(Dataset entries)
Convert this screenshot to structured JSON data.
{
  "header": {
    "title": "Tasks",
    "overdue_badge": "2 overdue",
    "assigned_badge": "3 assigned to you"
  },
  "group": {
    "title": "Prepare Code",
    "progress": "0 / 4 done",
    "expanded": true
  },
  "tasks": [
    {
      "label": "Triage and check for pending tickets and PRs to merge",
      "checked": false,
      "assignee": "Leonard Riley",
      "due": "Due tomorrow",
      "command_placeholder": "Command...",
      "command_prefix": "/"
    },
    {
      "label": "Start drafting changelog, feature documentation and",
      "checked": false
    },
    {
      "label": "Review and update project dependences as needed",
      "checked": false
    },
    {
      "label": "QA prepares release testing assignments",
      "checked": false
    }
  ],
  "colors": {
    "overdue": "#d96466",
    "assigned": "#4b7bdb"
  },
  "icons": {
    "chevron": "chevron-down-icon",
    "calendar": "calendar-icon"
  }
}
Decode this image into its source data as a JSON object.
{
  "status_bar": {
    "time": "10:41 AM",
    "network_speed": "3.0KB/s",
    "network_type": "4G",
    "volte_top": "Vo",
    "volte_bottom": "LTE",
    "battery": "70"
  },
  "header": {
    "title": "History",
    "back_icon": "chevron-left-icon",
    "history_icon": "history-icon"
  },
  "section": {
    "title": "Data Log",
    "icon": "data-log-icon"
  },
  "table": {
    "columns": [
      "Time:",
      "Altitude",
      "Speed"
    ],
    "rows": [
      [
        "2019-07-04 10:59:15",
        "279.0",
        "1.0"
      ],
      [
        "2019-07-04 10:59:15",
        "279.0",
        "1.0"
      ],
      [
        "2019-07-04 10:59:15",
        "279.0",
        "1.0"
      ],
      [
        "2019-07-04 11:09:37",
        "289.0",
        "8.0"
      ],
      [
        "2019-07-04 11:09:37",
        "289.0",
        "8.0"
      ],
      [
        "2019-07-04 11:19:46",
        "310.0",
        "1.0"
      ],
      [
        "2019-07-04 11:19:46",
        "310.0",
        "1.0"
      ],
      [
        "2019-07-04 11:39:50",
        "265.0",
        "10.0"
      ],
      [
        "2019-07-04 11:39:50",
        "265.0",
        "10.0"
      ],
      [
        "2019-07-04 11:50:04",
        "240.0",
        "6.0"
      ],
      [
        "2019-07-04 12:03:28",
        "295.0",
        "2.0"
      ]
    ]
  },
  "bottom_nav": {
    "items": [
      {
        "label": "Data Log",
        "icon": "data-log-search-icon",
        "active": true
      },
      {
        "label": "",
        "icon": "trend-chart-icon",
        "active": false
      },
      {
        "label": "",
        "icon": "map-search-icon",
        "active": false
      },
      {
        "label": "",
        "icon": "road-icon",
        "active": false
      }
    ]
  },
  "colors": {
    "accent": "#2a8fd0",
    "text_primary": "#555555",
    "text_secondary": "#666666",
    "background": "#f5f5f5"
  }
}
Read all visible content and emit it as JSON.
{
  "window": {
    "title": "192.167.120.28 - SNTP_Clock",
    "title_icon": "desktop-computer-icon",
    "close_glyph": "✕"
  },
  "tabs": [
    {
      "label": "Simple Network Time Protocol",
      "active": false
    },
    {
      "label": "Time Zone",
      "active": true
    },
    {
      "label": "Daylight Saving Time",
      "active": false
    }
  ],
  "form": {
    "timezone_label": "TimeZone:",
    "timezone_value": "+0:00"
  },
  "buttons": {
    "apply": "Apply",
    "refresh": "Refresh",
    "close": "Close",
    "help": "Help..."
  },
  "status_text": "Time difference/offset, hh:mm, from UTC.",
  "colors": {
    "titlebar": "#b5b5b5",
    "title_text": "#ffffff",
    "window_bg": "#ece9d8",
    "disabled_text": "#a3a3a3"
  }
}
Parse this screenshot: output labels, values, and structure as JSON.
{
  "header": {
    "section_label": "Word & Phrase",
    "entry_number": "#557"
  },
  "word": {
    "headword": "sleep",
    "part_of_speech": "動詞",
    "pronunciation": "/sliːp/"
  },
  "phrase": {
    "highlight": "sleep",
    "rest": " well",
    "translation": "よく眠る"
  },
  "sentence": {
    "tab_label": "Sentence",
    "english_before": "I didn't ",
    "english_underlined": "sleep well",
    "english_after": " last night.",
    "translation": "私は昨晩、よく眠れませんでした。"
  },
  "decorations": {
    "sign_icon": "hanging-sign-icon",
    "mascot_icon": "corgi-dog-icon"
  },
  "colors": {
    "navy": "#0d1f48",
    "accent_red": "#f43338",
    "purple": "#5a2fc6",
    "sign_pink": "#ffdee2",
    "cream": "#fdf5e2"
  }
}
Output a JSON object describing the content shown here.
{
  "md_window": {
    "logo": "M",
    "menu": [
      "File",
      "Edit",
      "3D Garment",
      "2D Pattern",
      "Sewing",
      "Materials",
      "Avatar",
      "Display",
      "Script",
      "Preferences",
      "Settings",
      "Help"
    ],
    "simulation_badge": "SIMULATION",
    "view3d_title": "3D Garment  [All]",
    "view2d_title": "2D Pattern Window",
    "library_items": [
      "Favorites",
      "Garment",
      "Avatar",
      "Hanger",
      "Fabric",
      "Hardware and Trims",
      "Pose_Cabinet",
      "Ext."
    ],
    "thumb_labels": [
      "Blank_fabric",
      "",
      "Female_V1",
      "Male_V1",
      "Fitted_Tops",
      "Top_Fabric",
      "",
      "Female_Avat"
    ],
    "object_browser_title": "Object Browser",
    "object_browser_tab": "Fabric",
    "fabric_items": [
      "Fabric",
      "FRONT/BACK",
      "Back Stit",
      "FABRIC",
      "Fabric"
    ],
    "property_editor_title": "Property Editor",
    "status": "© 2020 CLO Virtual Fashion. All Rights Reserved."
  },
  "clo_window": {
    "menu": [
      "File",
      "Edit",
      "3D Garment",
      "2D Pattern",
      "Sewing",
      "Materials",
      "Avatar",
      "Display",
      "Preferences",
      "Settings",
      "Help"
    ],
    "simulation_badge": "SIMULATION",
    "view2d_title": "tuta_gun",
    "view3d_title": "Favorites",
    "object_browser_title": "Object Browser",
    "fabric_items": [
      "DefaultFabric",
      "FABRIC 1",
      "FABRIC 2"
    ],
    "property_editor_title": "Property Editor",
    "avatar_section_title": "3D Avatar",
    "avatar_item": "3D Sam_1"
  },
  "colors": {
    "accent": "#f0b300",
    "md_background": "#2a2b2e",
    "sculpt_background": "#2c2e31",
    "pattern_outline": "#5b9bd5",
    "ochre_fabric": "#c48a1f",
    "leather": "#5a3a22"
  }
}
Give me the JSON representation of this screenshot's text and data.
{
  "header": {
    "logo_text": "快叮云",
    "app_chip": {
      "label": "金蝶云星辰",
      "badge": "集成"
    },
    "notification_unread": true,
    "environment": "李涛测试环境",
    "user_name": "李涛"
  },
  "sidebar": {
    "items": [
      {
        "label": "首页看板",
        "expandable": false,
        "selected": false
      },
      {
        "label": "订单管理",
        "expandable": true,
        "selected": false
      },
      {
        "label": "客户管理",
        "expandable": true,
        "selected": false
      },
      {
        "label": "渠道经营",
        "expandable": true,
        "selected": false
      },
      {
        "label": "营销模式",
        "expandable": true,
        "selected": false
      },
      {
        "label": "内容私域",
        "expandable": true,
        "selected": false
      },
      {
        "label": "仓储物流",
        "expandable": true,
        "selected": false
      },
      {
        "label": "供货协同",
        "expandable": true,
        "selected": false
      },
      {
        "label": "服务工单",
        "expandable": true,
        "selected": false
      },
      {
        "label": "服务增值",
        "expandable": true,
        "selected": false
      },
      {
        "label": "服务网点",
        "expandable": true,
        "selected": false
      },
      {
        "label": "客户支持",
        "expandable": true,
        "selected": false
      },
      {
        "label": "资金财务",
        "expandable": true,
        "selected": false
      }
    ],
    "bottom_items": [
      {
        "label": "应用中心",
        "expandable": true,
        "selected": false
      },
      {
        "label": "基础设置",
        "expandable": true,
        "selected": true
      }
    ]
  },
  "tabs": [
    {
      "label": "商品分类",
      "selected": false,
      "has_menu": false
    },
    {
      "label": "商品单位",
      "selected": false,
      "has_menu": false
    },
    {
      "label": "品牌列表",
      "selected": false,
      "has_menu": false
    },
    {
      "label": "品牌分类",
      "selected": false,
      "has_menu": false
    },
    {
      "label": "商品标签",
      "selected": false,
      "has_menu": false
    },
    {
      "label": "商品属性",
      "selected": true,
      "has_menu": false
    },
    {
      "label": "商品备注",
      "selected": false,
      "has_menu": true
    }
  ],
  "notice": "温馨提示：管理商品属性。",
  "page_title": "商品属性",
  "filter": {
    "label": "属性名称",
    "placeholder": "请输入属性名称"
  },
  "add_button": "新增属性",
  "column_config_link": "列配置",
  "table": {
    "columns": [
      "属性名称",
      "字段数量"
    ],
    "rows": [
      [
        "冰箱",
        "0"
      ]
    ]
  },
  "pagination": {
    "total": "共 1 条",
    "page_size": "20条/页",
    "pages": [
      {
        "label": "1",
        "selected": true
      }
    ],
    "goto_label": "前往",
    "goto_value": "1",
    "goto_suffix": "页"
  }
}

## To do:
Copy each line of the listing in which the word "search" can be found.

## Solution to this task:
        "icon": "data-log-search-icon",
        "icon": "map-search-icon",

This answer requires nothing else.